What needs to be done: Check each line of the listing, and copy it if it contains the word "Request".

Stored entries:
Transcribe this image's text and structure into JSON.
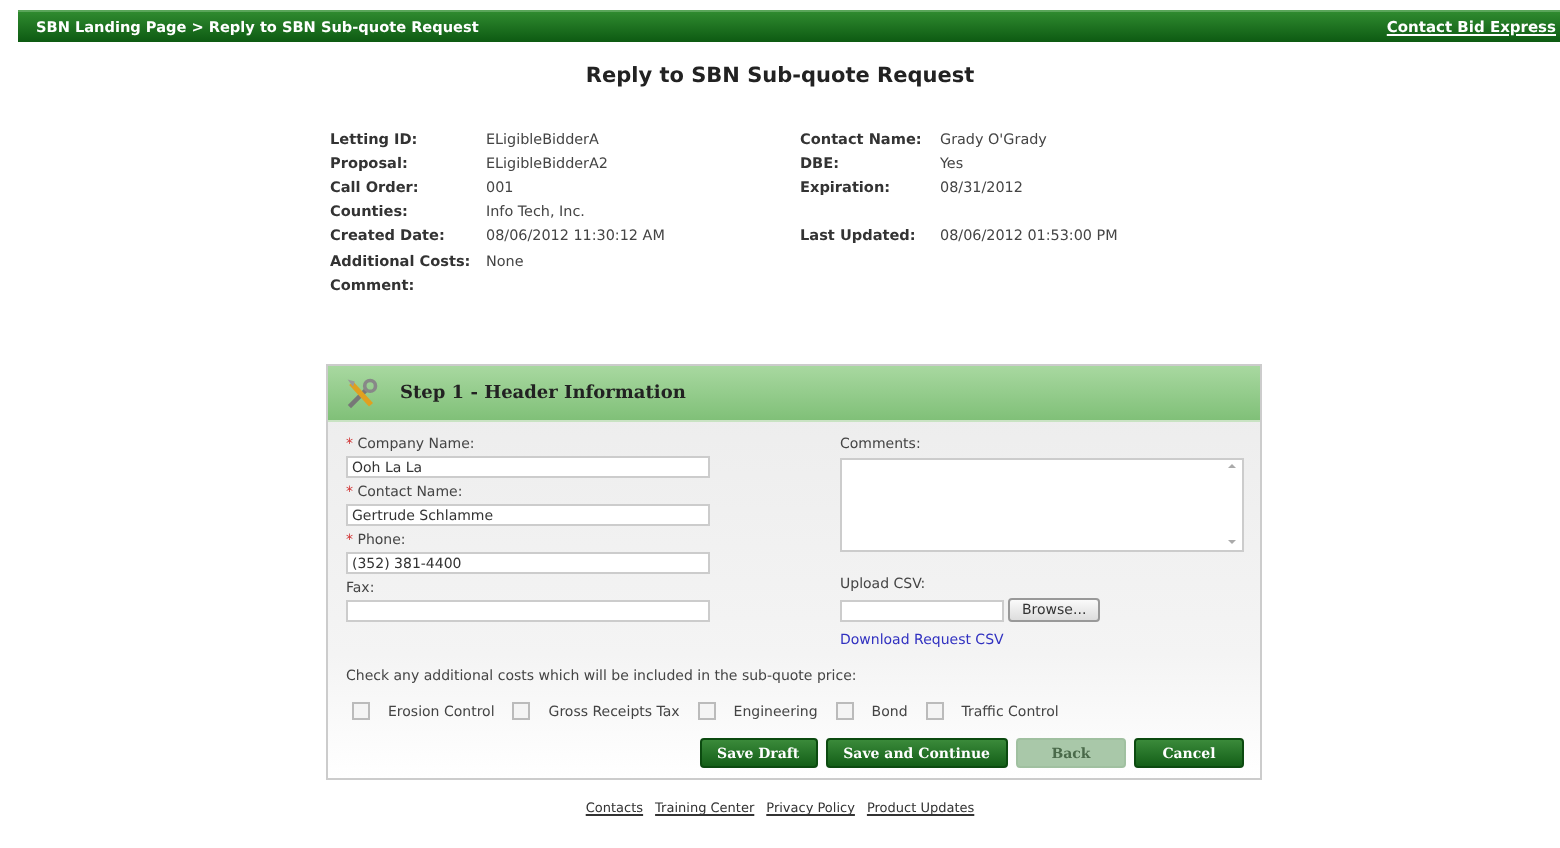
{
  "breadcrumb": {
    "items": [
      "SBN Landing Page",
      "Reply to SBN Sub-quote Request"
    ],
    "separator": ">"
  },
  "header_link": "Contact Bid Express",
  "title": "Reply to SBN Sub-quote Request",
  "details": [
    {
      "left": {
        "label": "Letting ID:",
        "value": "ELigibleBidderA"
      },
      "right": {
        "label": "Contact Name:",
        "value": "Grady O'Grady"
      }
    },
    {
      "left": {
        "label": "Proposal:",
        "value": "ELigibleBidderA2"
      },
      "right": {
        "label": "DBE:",
        "value": "Yes"
      }
    },
    {
      "left": {
        "label": "Call Order:",
        "value": "001"
      },
      "right": {
        "label": "Expiration:",
        "value": "08/31/2012"
      }
    },
    {
      "left": {
        "label": "Counties:",
        "value": "Info Tech, Inc."
      }
    },
    {
      "left": {
        "label": "Created Date:",
        "value": "08/06/2012 11:30:12 AM"
      },
      "right": {
        "label": "Last Updated:",
        "value": "08/06/2012 01:53:00 PM"
      }
    },
    {
      "left": {
        "label": "Additional Costs:",
        "value": "None"
      }
    },
    {
      "left": {
        "label": "Comment:"
      }
    }
  ],
  "step": {
    "title": "Step 1 - Header Information",
    "fields": [
      {
        "label": "Company Name:",
        "required": true,
        "value": "Ooh La La"
      },
      {
        "label": "Contact Name:",
        "required": true,
        "value": "Gertrude Schlamme"
      },
      {
        "label": "Phone:",
        "required": true,
        "value": "(352) 381-4400"
      },
      {
        "label": "Fax:",
        "required": false
      }
    ],
    "required_mark": "*",
    "comments_label": "Comments:",
    "upload_label": "Upload CSV:",
    "browse_button": "Browse...",
    "download_link": "Download Request CSV",
    "costs_prompt": "Check any additional costs which will be included in the sub-quote price:",
    "costs": [
      {
        "label": "Erosion Control",
        "checked": false
      },
      {
        "label": "Gross Receipts Tax",
        "checked": false
      },
      {
        "label": "Engineering",
        "checked": false
      },
      {
        "label": "Bond",
        "checked": false
      },
      {
        "label": "Traffic Control",
        "checked": false
      }
    ],
    "buttons": [
      {
        "label": "Save Draft",
        "disabled": false
      },
      {
        "label": "Save and Continue",
        "disabled": false
      },
      {
        "label": "Back",
        "disabled": true
      },
      {
        "label": "Cancel",
        "disabled": false
      }
    ]
  },
  "footer_links": [
    "Contacts",
    "Training Center",
    "Privacy Policy",
    "Product Updates"
  ]
}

Answer in full:
      "Reply to SBN Sub-quote Request"
  "title": "Reply to SBN Sub-quote Request",
    "download_link": "Download Request CSV",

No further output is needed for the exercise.